▶ Stated goal:
Tally the lines of the listing that contain the string "ambition". Give the number and nothing else.

▶ Dataset excerpts:
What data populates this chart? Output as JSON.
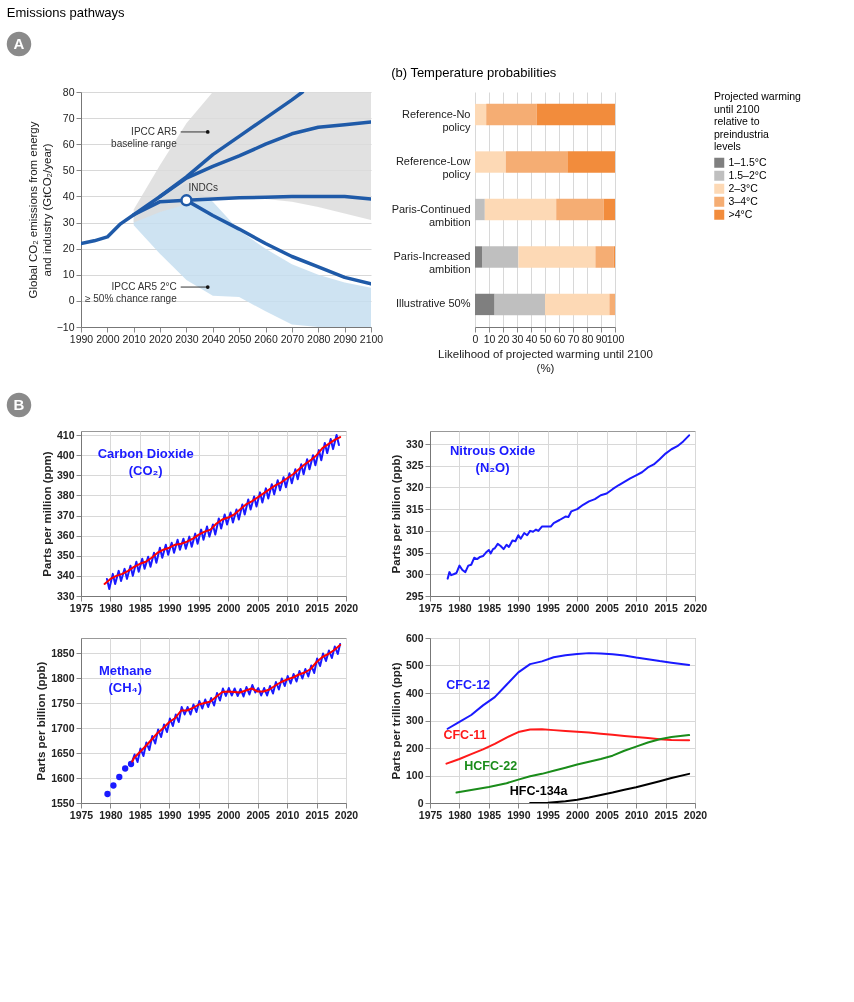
{
  "chart_data": [
    {
      "type": "line",
      "title": "Emissions pathways",
      "ylabel": "Global CO₂ emissions from energy and industry (GtCO₂/year)",
      "xlim": [
        1990,
        2100
      ],
      "ylim": [
        -10,
        80
      ],
      "xticks": [
        1990,
        2000,
        2010,
        2020,
        2030,
        2040,
        2050,
        2060,
        2070,
        2080,
        2090,
        2100
      ],
      "yticks": [
        -10,
        0,
        10,
        20,
        30,
        40,
        50,
        60,
        70,
        80
      ],
      "grid": "y",
      "series": [
        {
          "type": "line",
          "color": "#1f5aa8",
          "x": [
            1990,
            1995,
            2000,
            2005,
            2010,
            2020,
            2030,
            2040,
            2050,
            2060,
            2070,
            2080,
            2090,
            2100
          ],
          "values": [
            22,
            23,
            24.5,
            29.5,
            33,
            38,
            38.5,
            39,
            39.5,
            39.7,
            40,
            40,
            40,
            39
          ],
          "lower": [
            null,
            null,
            null,
            null,
            29,
            18,
            8,
            2,
            1.5,
            -4,
            -9,
            -10,
            -10,
            -10
          ],
          "upper": [
            null,
            null,
            null,
            null,
            33,
            40,
            45,
            38,
            27,
            20,
            14,
            10,
            7,
            5
          ]
        },
        {
          "type": "line",
          "color": "#1f5aa8",
          "x": [
            2010,
            2020,
            2030,
            2040,
            2050,
            2060,
            2070,
            2080,
            2090,
            2100
          ],
          "values": [
            33,
            40,
            47,
            51.5,
            55.5,
            60,
            64,
            66.5,
            67.5,
            68.5
          ],
          "lower": [
            30,
            34,
            37,
            39,
            39.5,
            39,
            38,
            36,
            33.5,
            31
          ],
          "upper": [
            35,
            52,
            68,
            80,
            80,
            80,
            80,
            80,
            80,
            80
          ]
        },
        {
          "type": "line",
          "color": "#1f5aa8",
          "x": [
            2020,
            2030,
            2040,
            2050,
            2060,
            2070,
            2074
          ],
          "values": [
            40,
            47.5,
            56,
            63,
            70,
            77,
            80
          ]
        },
        {
          "type": "line",
          "color": "#1f5aa8",
          "x": [
            2030,
            2040,
            2050,
            2060,
            2070,
            2080,
            2090,
            2100
          ],
          "values": [
            38.5,
            32.7,
            27.5,
            22,
            17,
            13,
            9,
            6.5
          ]
        },
        {
          "type": "scatter",
          "color": "#1f5aa8",
          "marker": "circle",
          "x": [
            2030
          ],
          "values": [
            38.5
          ]
        }
      ],
      "annotations": [
        "IPCC AR5\nbaseline range",
        "IPCC AR5 2°C\n≥ 50% chance range",
        {
          "text": "INDCs",
          "x": 2030,
          "y": 38.5
        },
        "A"
      ]
    },
    {
      "type": "bar",
      "orientation": "horizontal",
      "stacked": true,
      "title": "(b) Temperature probabilities",
      "xlabel": "Likelihood of projected warming until 2100 (%)",
      "categories": [
        "Reference-No policy",
        "Reference-Low policy",
        "Paris-Continued ambition",
        "Paris-Increased ambition",
        "Illustrative 50%"
      ],
      "xlim": [
        0,
        100
      ],
      "xticks": [
        0,
        10,
        20,
        30,
        40,
        50,
        60,
        70,
        80,
        90,
        100
      ],
      "grid": "x",
      "legend": "right",
      "legend_title": "Projected warming until 2100 relative to preindustria levels",
      "series": [
        {
          "name": "1–1.5°C",
          "color": "#7f7f7f",
          "values": [
            0,
            0,
            0,
            5,
            14
          ]
        },
        {
          "name": "1.5–2°C",
          "color": "#bfbfbf",
          "values": [
            0,
            0,
            7,
            26,
            36
          ]
        },
        {
          "name": "2–3°C",
          "color": "#fdd9b5",
          "values": [
            8,
            22,
            51,
            55,
            46
          ]
        },
        {
          "name": "3–4°C",
          "color": "#f5ad73",
          "values": [
            36,
            44,
            34,
            13,
            4
          ]
        },
        {
          "name": ">4°C",
          "color": "#f28c3c",
          "values": [
            56,
            34,
            8,
            1,
            0
          ]
        }
      ]
    },
    {
      "type": "line",
      "title": "Carbon Dioxide (CO₂)",
      "ylabel": "Parts per million (ppm)",
      "xlim": [
        1975,
        2020
      ],
      "ylim": [
        330,
        412
      ],
      "xticks": [
        1975,
        1980,
        1985,
        1990,
        1995,
        2000,
        2005,
        2010,
        2015,
        2020
      ],
      "yticks": [
        330,
        340,
        350,
        360,
        370,
        380,
        390,
        400,
        410
      ],
      "grid": true,
      "annotations": [
        "B"
      ],
      "series": [
        {
          "color": "#1a1aff",
          "x": [
            1979.4,
            1979.8,
            1980.4,
            1980.8,
            1981.4,
            1981.8,
            1982.4,
            1982.8,
            1983.4,
            1983.8,
            1984.4,
            1984.8,
            1985.4,
            1985.8,
            1986.4,
            1986.8,
            1987.4,
            1987.8,
            1988.4,
            1988.8,
            1989.4,
            1989.8,
            1990.4,
            1990.8,
            1991.4,
            1991.8,
            1992.4,
            1992.8,
            1993.4,
            1993.8,
            1994.4,
            1994.8,
            1995.4,
            1995.8,
            1996.4,
            1996.8,
            1997.4,
            1997.8,
            1998.4,
            1998.8,
            1999.4,
            1999.8,
            2000.4,
            2000.8,
            2001.4,
            2001.8,
            2002.4,
            2002.8,
            2003.4,
            2003.8,
            2004.4,
            2004.8,
            2005.4,
            2005.8,
            2006.4,
            2006.8,
            2007.4,
            2007.8,
            2008.4,
            2008.8,
            2009.4,
            2009.8,
            2010.4,
            2010.8,
            2011.4,
            2011.8,
            2012.4,
            2012.8,
            2013.4,
            2013.8,
            2014.4,
            2014.8,
            2015.4,
            2015.8,
            2016.4,
            2016.8,
            2017.4,
            2017.8,
            2018.4,
            2018.8
          ],
          "values": [
            338.5,
            333.5,
            341,
            336,
            342.5,
            337.5,
            343.5,
            338.5,
            345,
            340,
            347,
            342,
            348.5,
            343.5,
            349.5,
            344.5,
            351.5,
            346.5,
            354,
            349,
            355.5,
            350.5,
            356.5,
            351.5,
            358,
            353,
            358.5,
            353.5,
            359.5,
            354.5,
            361,
            356,
            363,
            358,
            364.5,
            359.5,
            365.5,
            360.5,
            368.5,
            363.5,
            370.5,
            365.5,
            371.5,
            366.5,
            373,
            368,
            375.5,
            370.5,
            378,
            373,
            379.5,
            374.5,
            381.5,
            376.5,
            383.5,
            378.5,
            385.5,
            380.5,
            387.5,
            382.5,
            389,
            384,
            391,
            386,
            393,
            388,
            395.5,
            390.5,
            398,
            393,
            400,
            395,
            402.5,
            397.5,
            406,
            401,
            408,
            403,
            410,
            405
          ]
        },
        {
          "color": "#ff0000",
          "x": [
            1979,
            1980,
            1981,
            1982,
            1983,
            1984,
            1985,
            1986,
            1987,
            1988,
            1989,
            1990,
            1991,
            1992,
            1993,
            1994,
            1995,
            1996,
            1997,
            1998,
            1999,
            2000,
            2001,
            2002,
            2003,
            2004,
            2005,
            2006,
            2007,
            2008,
            2009,
            2010,
            2011,
            2012,
            2013,
            2014,
            2015,
            2016,
            2017,
            2018,
            2019
          ],
          "values": [
            336,
            338.5,
            340,
            341,
            342.5,
            344.5,
            346,
            347,
            349,
            351.5,
            353,
            354,
            355.5,
            356,
            357,
            358.5,
            360.5,
            362,
            363,
            366,
            368,
            369,
            370.5,
            373,
            375.5,
            377,
            379,
            381,
            383,
            385,
            386.5,
            388.5,
            390.5,
            393,
            395.5,
            397.5,
            400,
            403.5,
            405.5,
            407.5,
            409
          ]
        }
      ]
    },
    {
      "type": "line",
      "title": "Nitrous Oxide (N₂O)",
      "ylabel": "Parts per billion (ppb)",
      "xlim": [
        1975,
        2020
      ],
      "ylim": [
        295,
        333
      ],
      "xticks": [
        1975,
        1980,
        1985,
        1990,
        1995,
        2000,
        2005,
        2010,
        2015,
        2020
      ],
      "yticks": [
        295,
        300,
        305,
        310,
        315,
        320,
        325,
        330
      ],
      "grid": true,
      "series": [
        {
          "color": "#1a1aff",
          "x": [
            1978,
            1978.3,
            1978.6,
            1979,
            1979.5,
            1980,
            1980.5,
            1981,
            1981.5,
            1982,
            1982.5,
            1983,
            1983.5,
            1984,
            1984.5,
            1985,
            1985.3,
            1985.7,
            1986,
            1986.5,
            1987,
            1987.5,
            1988,
            1988.4,
            1989,
            1989.5,
            1990,
            1990.4,
            1991,
            1991.5,
            1992,
            1992.5,
            1993,
            1993.4,
            1994,
            1995,
            1995.5,
            1996,
            1997,
            1998,
            1998.5,
            1999,
            2000,
            2001,
            2002,
            2003,
            2004,
            2005,
            2006,
            2007,
            2008,
            2009,
            2010,
            2011,
            2012,
            2013,
            2014,
            2015,
            2016,
            2017,
            2018,
            2019
          ],
          "values": [
            299,
            300.5,
            299.8,
            300,
            300.3,
            302,
            301,
            300.5,
            302,
            302.2,
            303.8,
            303.5,
            304,
            304.2,
            305,
            305.6,
            304.8,
            305.8,
            306,
            307,
            306.5,
            305.8,
            306.8,
            306.3,
            307.8,
            307.6,
            309,
            308.2,
            309.5,
            309,
            310,
            309.8,
            310.3,
            310,
            311,
            311,
            311,
            311.8,
            312.5,
            313.3,
            313.2,
            314.5,
            315,
            316,
            316.8,
            317.3,
            318.2,
            318.6,
            319.6,
            320.5,
            321.3,
            322.1,
            322.8,
            323.5,
            324.6,
            325.3,
            326.5,
            327.8,
            328.8,
            329.5,
            330.6,
            332
          ]
        }
      ]
    },
    {
      "type": "line",
      "title": "Methane (CH₄)",
      "ylabel": "Parts per billion (ppb)",
      "xlim": [
        1975,
        2020
      ],
      "ylim": [
        1550,
        1880
      ],
      "xticks": [
        1975,
        1980,
        1985,
        1990,
        1995,
        2000,
        2005,
        2010,
        2015,
        2020
      ],
      "yticks": [
        1550,
        1600,
        1650,
        1700,
        1750,
        1800,
        1850
      ],
      "grid": true,
      "series": [
        {
          "type": "scatter",
          "marker": "circle",
          "color": "#1a1aff",
          "x": [
            1979.5,
            1980.5,
            1981.5,
            1982.5,
            1983.5
          ],
          "values": [
            1568,
            1585,
            1602,
            1619,
            1628
          ]
        },
        {
          "color": "#1a1aff",
          "x": [
            1983.6,
            1984.1,
            1984.6,
            1985.1,
            1985.6,
            1986.1,
            1986.6,
            1987.1,
            1987.6,
            1988.1,
            1988.6,
            1989.1,
            1989.6,
            1990.1,
            1990.6,
            1991.1,
            1991.6,
            1992.1,
            1992.6,
            1993.1,
            1993.6,
            1994.1,
            1994.6,
            1995.1,
            1995.6,
            1996.1,
            1996.6,
            1997.1,
            1997.6,
            1998.1,
            1998.6,
            1999.1,
            1999.6,
            2000.1,
            2000.6,
            2001.1,
            2001.6,
            2002.1,
            2002.6,
            2003.1,
            2003.6,
            2004.1,
            2004.6,
            2005.1,
            2005.6,
            2006.1,
            2006.6,
            2007.1,
            2007.6,
            2008.1,
            2008.6,
            2009.1,
            2009.6,
            2010.1,
            2010.6,
            2011.1,
            2011.6,
            2012.1,
            2012.6,
            2013.1,
            2013.6,
            2014.1,
            2014.6,
            2015.1,
            2015.6,
            2016.1,
            2016.6,
            2017.1,
            2017.6,
            2018.1,
            2018.6,
            2019
          ],
          "values": [
            1630,
            1647,
            1632,
            1659,
            1644,
            1671,
            1656,
            1684,
            1669,
            1697,
            1682,
            1707,
            1692,
            1719,
            1704,
            1727,
            1712,
            1742,
            1727,
            1742,
            1727,
            1747,
            1732,
            1754,
            1739,
            1757,
            1742,
            1760,
            1745,
            1770,
            1755,
            1779,
            1764,
            1780,
            1765,
            1779,
            1764,
            1778,
            1763,
            1782,
            1767,
            1786,
            1771,
            1780,
            1765,
            1780,
            1765,
            1784,
            1769,
            1792,
            1777,
            1799,
            1784,
            1804,
            1789,
            1808,
            1793,
            1814,
            1799,
            1818,
            1803,
            1825,
            1810,
            1839,
            1824,
            1849,
            1834,
            1855,
            1840,
            1863,
            1848,
            1868
          ]
        },
        {
          "color": "#ff0000",
          "x": [
            1983.7,
            1984,
            1985,
            1986,
            1987,
            1988,
            1989,
            1990,
            1991,
            1992,
            1993,
            1994,
            1995,
            1996,
            1997,
            1998,
            1999,
            2000,
            2001,
            2002,
            2003,
            2004,
            2005,
            2006,
            2007,
            2008,
            2009,
            2010,
            2011,
            2012,
            2013,
            2014,
            2015,
            2016,
            2017,
            2018,
            2019
          ],
          "values": [
            1633,
            1640,
            1652,
            1664,
            1677,
            1690,
            1700,
            1712,
            1720,
            1735,
            1735,
            1740,
            1747,
            1750,
            1753,
            1763,
            1772,
            1773,
            1772,
            1771,
            1775,
            1779,
            1773,
            1773,
            1777,
            1785,
            1792,
            1797,
            1801,
            1807,
            1811,
            1818,
            1832,
            1842,
            1848,
            1856,
            1866
          ]
        }
      ]
    },
    {
      "type": "line",
      "ylabel": "Parts per trillion (ppt)",
      "xlim": [
        1975,
        2020
      ],
      "ylim": [
        0,
        600
      ],
      "xticks": [
        1975,
        1980,
        1985,
        1990,
        1995,
        2000,
        2005,
        2010,
        2015,
        2020
      ],
      "yticks": [
        0,
        100,
        200,
        300,
        400,
        500,
        600
      ],
      "grid": true,
      "series": [
        {
          "name": "CFC-12",
          "color": "#1a1aff",
          "x": [
            1978,
            1980,
            1982,
            1984,
            1986,
            1988,
            1990,
            1992,
            1994,
            1996,
            1998,
            2000,
            2002,
            2004,
            2006,
            2008,
            2010,
            2012,
            2014,
            2016,
            2019
          ],
          "values": [
            270,
            295,
            320,
            355,
            385,
            430,
            475,
            505,
            515,
            530,
            537,
            542,
            545,
            544,
            541,
            536,
            529,
            523,
            516,
            510,
            502
          ]
        },
        {
          "name": "CFC-11",
          "color": "#ff1a1a",
          "x": [
            1977.8,
            1980,
            1982,
            1984,
            1986,
            1988,
            1990,
            1992,
            1994,
            1996,
            1998,
            2000,
            2002,
            2004,
            2006,
            2008,
            2010,
            2012,
            2014,
            2016,
            2019
          ],
          "values": [
            143,
            160,
            178,
            195,
            215,
            238,
            258,
            267,
            268,
            265,
            262,
            259,
            256,
            252,
            248,
            244,
            240,
            236,
            232,
            229,
            228
          ]
        },
        {
          "name": "HCFC-22",
          "color": "#1a8c1a",
          "x": [
            1979.5,
            1982,
            1985,
            1988,
            1990,
            1992,
            1994,
            1996,
            1998,
            2000,
            2002,
            2004,
            2006,
            2008,
            2010,
            2012,
            2014,
            2016,
            2019
          ],
          "values": [
            38,
            47,
            58,
            72,
            85,
            97,
            106,
            117,
            128,
            140,
            150,
            160,
            172,
            190,
            205,
            220,
            232,
            240,
            247
          ]
        },
        {
          "name": "HFC-134a",
          "color": "#000000",
          "x": [
            1992,
            1995,
            1998,
            2000,
            2002,
            2004,
            2006,
            2008,
            2010,
            2012,
            2014,
            2016,
            2019
          ],
          "values": [
            0,
            1,
            6,
            12,
            20,
            29,
            38,
            48,
            57,
            68,
            79,
            91,
            106
          ]
        }
      ]
    }
  ]
}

▶ Solved problem:
2